===== DATA SUPPLIED =====

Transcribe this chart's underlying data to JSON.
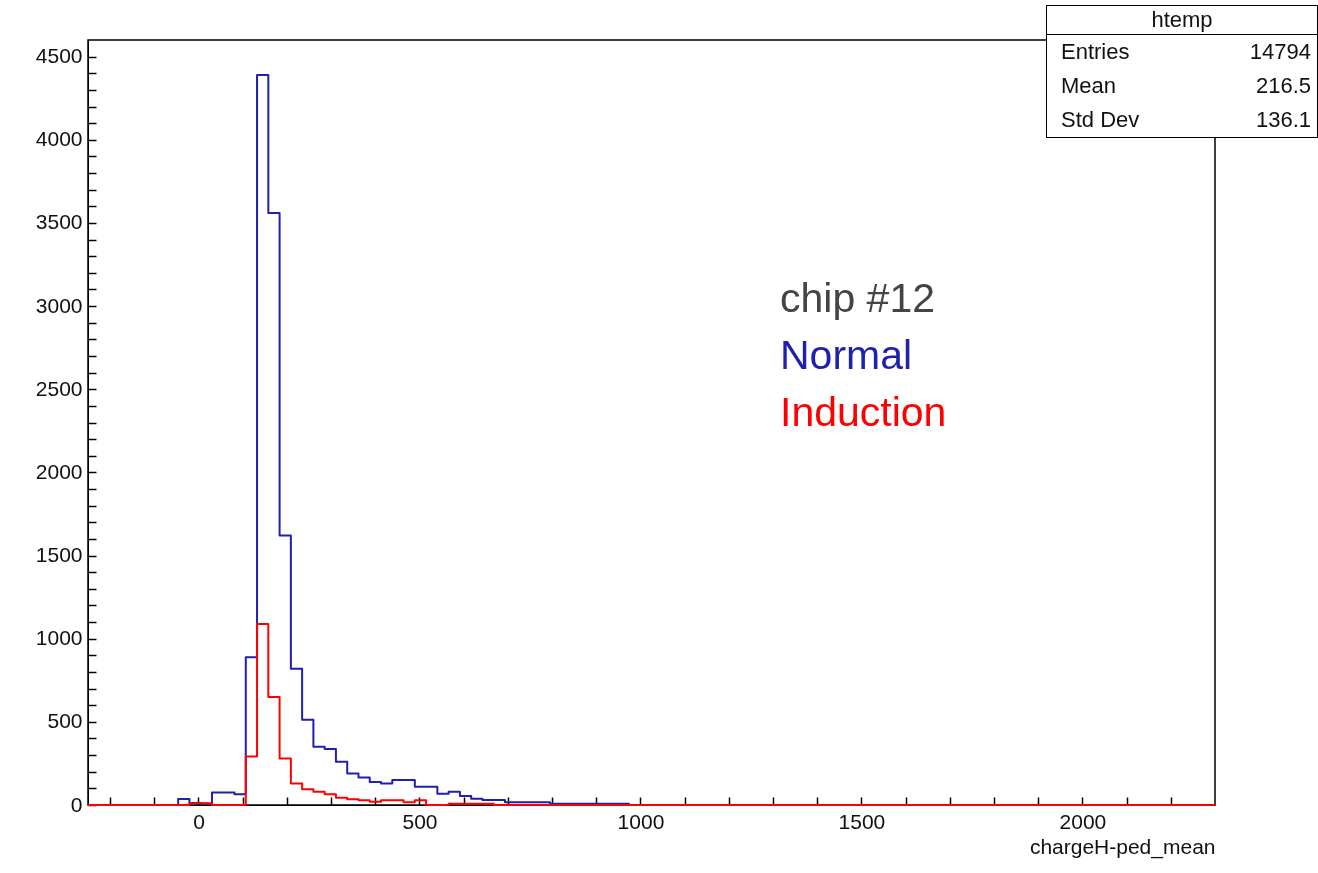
{
  "chart_data": {
    "type": "histogram",
    "xlabel": "chargeH-ped_mean",
    "bins": [
      -250,
      -224.5,
      -199,
      -173.5,
      -148,
      -122.5,
      -97,
      -71.5,
      -46,
      -20.5,
      5,
      30.5,
      56,
      81.5,
      107,
      132.5,
      158,
      183.5,
      209,
      234.5,
      260,
      285.5,
      311,
      336.5,
      362,
      387.5,
      413,
      438.5,
      464,
      489.5,
      515,
      540.5,
      566,
      591.5,
      617,
      642.5,
      668,
      693.5,
      719,
      744.5,
      770,
      795.5,
      821,
      846.5,
      872,
      897.5,
      923,
      948.5,
      974,
      999.5,
      1025,
      1050.5,
      1076,
      1101.5,
      1127,
      1152.5,
      1178,
      1203.5,
      1229,
      1254.5,
      1280,
      1305.5,
      1331,
      1356.5,
      1382,
      1407.5,
      1433,
      1458.5,
      1484,
      1509.5,
      1535,
      1560.5,
      1586,
      1611.5,
      1637,
      1662.5,
      1688,
      1713.5,
      1739,
      1764.5,
      1790,
      1815.5,
      1841,
      1866.5,
      1892,
      1917.5,
      1943,
      1968.5,
      1994,
      2019.5,
      2045,
      2070.5,
      2096,
      2121.5,
      2147,
      2172.5,
      2198,
      2223.5,
      2249,
      2274.5,
      2300
    ],
    "series": [
      {
        "name": "Normal",
        "color": "#1f1fb0",
        "values": [
          0,
          0,
          0,
          0,
          0,
          0,
          0,
          0,
          36,
          12,
          8,
          75,
          75,
          65,
          888,
          4390,
          3560,
          1620,
          819,
          512,
          350,
          336,
          260,
          189,
          165,
          139,
          129,
          151,
          151,
          110,
          110,
          68,
          80,
          54,
          38,
          30,
          30,
          16,
          16,
          16,
          16,
          8,
          8,
          8,
          8,
          8,
          8,
          8,
          0,
          0,
          0,
          0,
          0,
          0,
          0,
          0,
          0,
          0,
          0,
          0,
          0,
          0,
          0,
          0,
          0,
          0,
          0,
          0,
          0,
          0,
          0,
          0,
          0,
          0,
          0,
          0,
          0,
          0,
          0,
          0,
          0,
          0,
          0,
          0,
          0,
          0,
          0,
          0,
          0,
          0,
          0,
          0,
          0,
          0,
          0,
          0,
          0,
          0,
          0,
          0
        ]
      },
      {
        "name": "Induction",
        "color": "#ff0000",
        "values": [
          0,
          0,
          0,
          0,
          0,
          0,
          0,
          0,
          0,
          10,
          10,
          0,
          0,
          0,
          292,
          1088,
          650,
          280,
          129,
          95,
          80,
          64,
          44,
          34,
          28,
          20,
          28,
          28,
          16,
          28,
          0,
          0,
          8,
          8,
          8,
          8,
          0,
          0,
          0,
          0,
          0,
          0,
          0,
          0,
          0,
          0,
          0,
          0,
          0,
          0,
          0,
          0,
          0,
          0,
          0,
          0,
          0,
          0,
          0,
          0,
          0,
          0,
          0,
          0,
          0,
          0,
          0,
          0,
          0,
          0,
          0,
          0,
          0,
          0,
          0,
          0,
          0,
          0,
          0,
          0,
          0,
          0,
          0,
          0,
          0,
          0,
          0,
          0,
          0,
          0,
          0,
          0,
          0,
          0,
          0,
          0,
          0,
          0,
          0,
          0
        ]
      }
    ],
    "xlim": [
      -250,
      2300
    ],
    "xticks": [
      {
        "value": -200,
        "label": null
      },
      {
        "value": -100,
        "label": null
      },
      0,
      {
        "value": 100,
        "label": null
      },
      {
        "value": 200,
        "label": null
      },
      {
        "value": 300,
        "label": null
      },
      {
        "value": 400,
        "label": null
      },
      500,
      {
        "value": 600,
        "label": null
      },
      {
        "value": 700,
        "label": null
      },
      {
        "value": 800,
        "label": null
      },
      {
        "value": 900,
        "label": null
      },
      1000,
      {
        "value": 1100,
        "label": null
      },
      {
        "value": 1200,
        "label": null
      },
      {
        "value": 1300,
        "label": null
      },
      {
        "value": 1400,
        "label": null
      },
      1500,
      {
        "value": 1600,
        "label": null
      },
      {
        "value": 1700,
        "label": null
      },
      {
        "value": 1800,
        "label": null
      },
      {
        "value": 1900,
        "label": null
      },
      2000,
      {
        "value": 2100,
        "label": null
      },
      {
        "value": 2200,
        "label": null
      }
    ],
    "ylim": [
      0,
      4600
    ],
    "yticks": [
      0,
      {
        "value": 100,
        "label": null
      },
      {
        "value": 200,
        "label": null
      },
      {
        "value": 300,
        "label": null
      },
      {
        "value": 400,
        "label": null
      },
      500,
      {
        "value": 600,
        "label": null
      },
      {
        "value": 700,
        "label": null
      },
      {
        "value": 800,
        "label": null
      },
      {
        "value": 900,
        "label": null
      },
      1000,
      {
        "value": 1100,
        "label": null
      },
      {
        "value": 1200,
        "label": null
      },
      {
        "value": 1300,
        "label": null
      },
      {
        "value": 1400,
        "label": null
      },
      1500,
      {
        "value": 1600,
        "label": null
      },
      {
        "value": 1700,
        "label": null
      },
      {
        "value": 1800,
        "label": null
      },
      {
        "value": 1900,
        "label": null
      },
      2000,
      {
        "value": 2100,
        "label": null
      },
      {
        "value": 2200,
        "label": null
      },
      {
        "value": 2300,
        "label": null
      },
      {
        "value": 2400,
        "label": null
      },
      2500,
      {
        "value": 2600,
        "label": null
      },
      {
        "value": 2700,
        "label": null
      },
      {
        "value": 2800,
        "label": null
      },
      {
        "value": 2900,
        "label": null
      },
      3000,
      {
        "value": 3100,
        "label": null
      },
      {
        "value": 3200,
        "label": null
      },
      {
        "value": 3300,
        "label": null
      },
      {
        "value": 3400,
        "label": null
      },
      3500,
      {
        "value": 3600,
        "label": null
      },
      {
        "value": 3700,
        "label": null
      },
      {
        "value": 3800,
        "label": null
      },
      {
        "value": 3900,
        "label": null
      },
      4000,
      {
        "value": 4100,
        "label": null
      },
      {
        "value": 4200,
        "label": null
      },
      {
        "value": 4300,
        "label": null
      },
      {
        "value": 4400,
        "label": null
      },
      4500
    ],
    "annotations": [
      "chip #12",
      "htemp",
      "Entries",
      "14794",
      "Mean",
      "216.5",
      "Std Dev",
      "136.1"
    ]
  }
}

=====

> [WORK REQUIRED] Leave every image out, and retype the material exactly.

> [CORRECT ANSWER]
Transcribe this chart's underlying data to JSON.
{
  "chart_data": {
    "type": "histogram",
    "xlabel": "chargeH-ped_mean",
    "bins": [
      -250,
      -224.5,
      -199,
      -173.5,
      -148,
      -122.5,
      -97,
      -71.5,
      -46,
      -20.5,
      5,
      30.5,
      56,
      81.5,
      107,
      132.5,
      158,
      183.5,
      209,
      234.5,
      260,
      285.5,
      311,
      336.5,
      362,
      387.5,
      413,
      438.5,
      464,
      489.5,
      515,
      540.5,
      566,
      591.5,
      617,
      642.5,
      668,
      693.5,
      719,
      744.5,
      770,
      795.5,
      821,
      846.5,
      872,
      897.5,
      923,
      948.5,
      974,
      999.5,
      1025,
      1050.5,
      1076,
      1101.5,
      1127,
      1152.5,
      1178,
      1203.5,
      1229,
      1254.5,
      1280,
      1305.5,
      1331,
      1356.5,
      1382,
      1407.5,
      1433,
      1458.5,
      1484,
      1509.5,
      1535,
      1560.5,
      1586,
      1611.5,
      1637,
      1662.5,
      1688,
      1713.5,
      1739,
      1764.5,
      1790,
      1815.5,
      1841,
      1866.5,
      1892,
      1917.5,
      1943,
      1968.5,
      1994,
      2019.5,
      2045,
      2070.5,
      2096,
      2121.5,
      2147,
      2172.5,
      2198,
      2223.5,
      2249,
      2274.5,
      2300
    ],
    "series": [
      {
        "name": "Normal",
        "color": "#1f1fb0",
        "values": [
          0,
          0,
          0,
          0,
          0,
          0,
          0,
          0,
          36,
          12,
          8,
          75,
          75,
          65,
          888,
          4390,
          3560,
          1620,
          819,
          512,
          350,
          336,
          260,
          189,
          165,
          139,
          129,
          151,
          151,
          110,
          110,
          68,
          80,
          54,
          38,
          30,
          30,
          16,
          16,
          16,
          16,
          8,
          8,
          8,
          8,
          8,
          8,
          8,
          0,
          0,
          0,
          0,
          0,
          0,
          0,
          0,
          0,
          0,
          0,
          0,
          0,
          0,
          0,
          0,
          0,
          0,
          0,
          0,
          0,
          0,
          0,
          0,
          0,
          0,
          0,
          0,
          0,
          0,
          0,
          0,
          0,
          0,
          0,
          0,
          0,
          0,
          0,
          0,
          0,
          0,
          0,
          0,
          0,
          0,
          0,
          0,
          0,
          0,
          0,
          0
        ]
      },
      {
        "name": "Induction",
        "color": "#ff0000",
        "values": [
          0,
          0,
          0,
          0,
          0,
          0,
          0,
          0,
          0,
          10,
          10,
          0,
          0,
          0,
          292,
          1088,
          650,
          280,
          129,
          95,
          80,
          64,
          44,
          34,
          28,
          20,
          28,
          28,
          16,
          28,
          0,
          0,
          8,
          8,
          8,
          8,
          0,
          0,
          0,
          0,
          0,
          0,
          0,
          0,
          0,
          0,
          0,
          0,
          0,
          0,
          0,
          0,
          0,
          0,
          0,
          0,
          0,
          0,
          0,
          0,
          0,
          0,
          0,
          0,
          0,
          0,
          0,
          0,
          0,
          0,
          0,
          0,
          0,
          0,
          0,
          0,
          0,
          0,
          0,
          0,
          0,
          0,
          0,
          0,
          0,
          0,
          0,
          0,
          0,
          0,
          0,
          0,
          0,
          0,
          0,
          0,
          0,
          0,
          0,
          0
        ]
      }
    ],
    "xlim": [
      -250,
      2300
    ],
    "xticks": [
      {
        "value": -200,
        "label": null
      },
      {
        "value": -100,
        "label": null
      },
      0,
      {
        "value": 100,
        "label": null
      },
      {
        "value": 200,
        "label": null
      },
      {
        "value": 300,
        "label": null
      },
      {
        "value": 400,
        "label": null
      },
      500,
      {
        "value": 600,
        "label": null
      },
      {
        "value": 700,
        "label": null
      },
      {
        "value": 800,
        "label": null
      },
      {
        "value": 900,
        "label": null
      },
      1000,
      {
        "value": 1100,
        "label": null
      },
      {
        "value": 1200,
        "label": null
      },
      {
        "value": 1300,
        "label": null
      },
      {
        "value": 1400,
        "label": null
      },
      1500,
      {
        "value": 1600,
        "label": null
      },
      {
        "value": 1700,
        "label": null
      },
      {
        "value": 1800,
        "label": null
      },
      {
        "value": 1900,
        "label": null
      },
      2000,
      {
        "value": 2100,
        "label": null
      },
      {
        "value": 2200,
        "label": null
      }
    ],
    "ylim": [
      0,
      4600
    ],
    "yticks": [
      0,
      {
        "value": 100,
        "label": null
      },
      {
        "value": 200,
        "label": null
      },
      {
        "value": 300,
        "label": null
      },
      {
        "value": 400,
        "label": null
      },
      500,
      {
        "value": 600,
        "label": null
      },
      {
        "value": 700,
        "label": null
      },
      {
        "value": 800,
        "label": null
      },
      {
        "value": 900,
        "label": null
      },
      1000,
      {
        "value": 1100,
        "label": null
      },
      {
        "value": 1200,
        "label": null
      },
      {
        "value": 1300,
        "label": null
      },
      {
        "value": 1400,
        "label": null
      },
      1500,
      {
        "value": 1600,
        "label": null
      },
      {
        "value": 1700,
        "label": null
      },
      {
        "value": 1800,
        "label": null
      },
      {
        "value": 1900,
        "label": null
      },
      2000,
      {
        "value": 2100,
        "label": null
      },
      {
        "value": 2200,
        "label": null
      },
      {
        "value": 2300,
        "label": null
      },
      {
        "value": 2400,
        "label": null
      },
      2500,
      {
        "value": 2600,
        "label": null
      },
      {
        "value": 2700,
        "label": null
      },
      {
        "value": 2800,
        "label": null
      },
      {
        "value": 2900,
        "label": null
      },
      3000,
      {
        "value": 3100,
        "label": null
      },
      {
        "value": 3200,
        "label": null
      },
      {
        "value": 3300,
        "label": null
      },
      {
        "value": 3400,
        "label": null
      },
      3500,
      {
        "value": 3600,
        "label": null
      },
      {
        "value": 3700,
        "label": null
      },
      {
        "value": 3800,
        "label": null
      },
      {
        "value": 3900,
        "label": null
      },
      4000,
      {
        "value": 4100,
        "label": null
      },
      {
        "value": 4200,
        "label": null
      },
      {
        "value": 4300,
        "label": null
      },
      {
        "value": 4400,
        "label": null
      },
      4500
    ],
    "annotations": [
      "chip #12",
      "htemp",
      "Entries",
      "14794",
      "Mean",
      "216.5",
      "Std Dev",
      "136.1"
    ]
  }
}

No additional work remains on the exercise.